:: INFORMATION SHOWN ::
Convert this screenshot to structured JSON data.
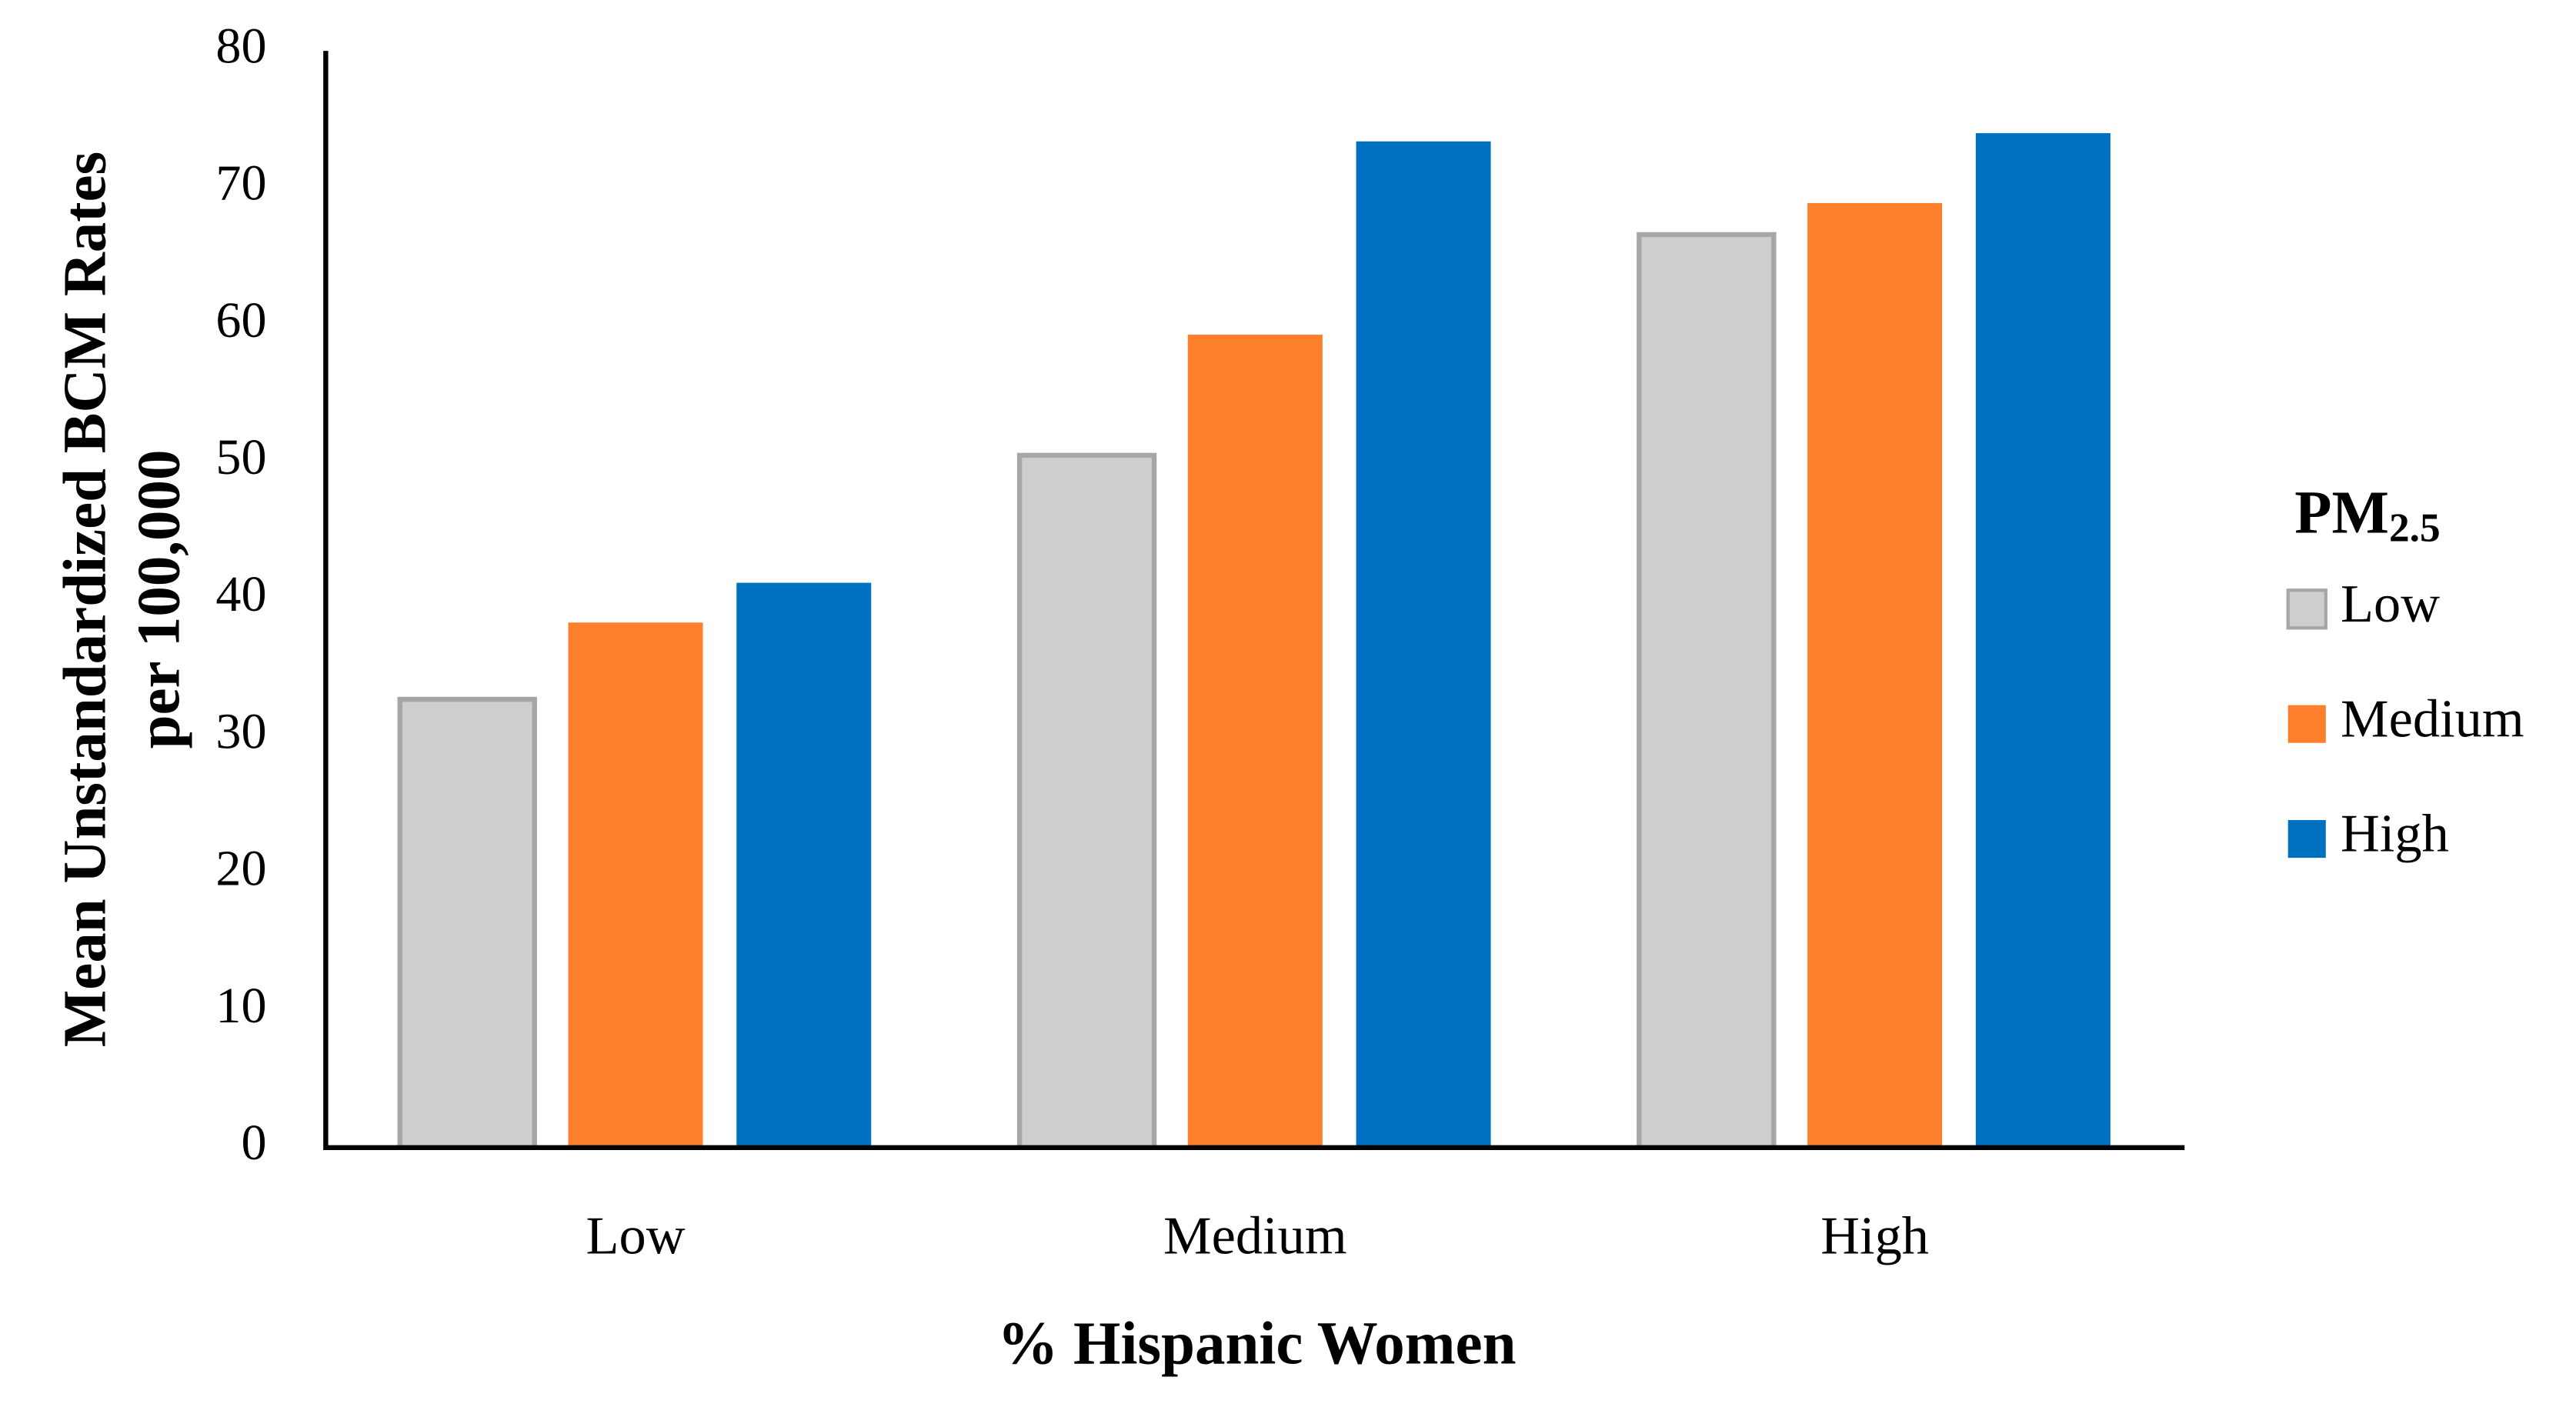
{
  "chart_data": {
    "type": "bar",
    "xlabel": "% Hispanic Women",
    "ylabel": [
      "Mean Unstandardized BCM Rates",
      "per 100,000"
    ],
    "legend_title": "PM",
    "legend_title_subscript": "2.5",
    "legend_position": "right",
    "categories": [
      "Low",
      "Medium",
      "High"
    ],
    "series": [
      {
        "name": "Low",
        "color": "#d0cecd",
        "values": [
          32.7,
          50.5,
          66.6
        ]
      },
      {
        "name": "Medium",
        "color": "#fe7f2b",
        "values": [
          38.3,
          59.3,
          68.9
        ]
      },
      {
        "name": "High",
        "color": "#0070c0",
        "values": [
          41.2,
          73.4,
          74.0
        ]
      }
    ],
    "ylim": [
      0,
      80
    ],
    "yticks": [
      0,
      10,
      20,
      30,
      40,
      50,
      60,
      70,
      80
    ],
    "grid": false
  }
}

:: PROBLEM DESCRIPTION ::
Every entry must be reproduced exactly, with the images left out.

:: THE ANSWER ::
Convert this screenshot to structured JSON data.
{
  "chart_data": {
    "type": "bar",
    "xlabel": "% Hispanic Women",
    "ylabel": [
      "Mean Unstandardized BCM Rates",
      "per 100,000"
    ],
    "legend_title": "PM",
    "legend_title_subscript": "2.5",
    "legend_position": "right",
    "categories": [
      "Low",
      "Medium",
      "High"
    ],
    "series": [
      {
        "name": "Low",
        "color": "#d0cecd",
        "values": [
          32.7,
          50.5,
          66.6
        ]
      },
      {
        "name": "Medium",
        "color": "#fe7f2b",
        "values": [
          38.3,
          59.3,
          68.9
        ]
      },
      {
        "name": "High",
        "color": "#0070c0",
        "values": [
          41.2,
          73.4,
          74.0
        ]
      }
    ],
    "ylim": [
      0,
      80
    ],
    "yticks": [
      0,
      10,
      20,
      30,
      40,
      50,
      60,
      70,
      80
    ],
    "grid": false
  }
}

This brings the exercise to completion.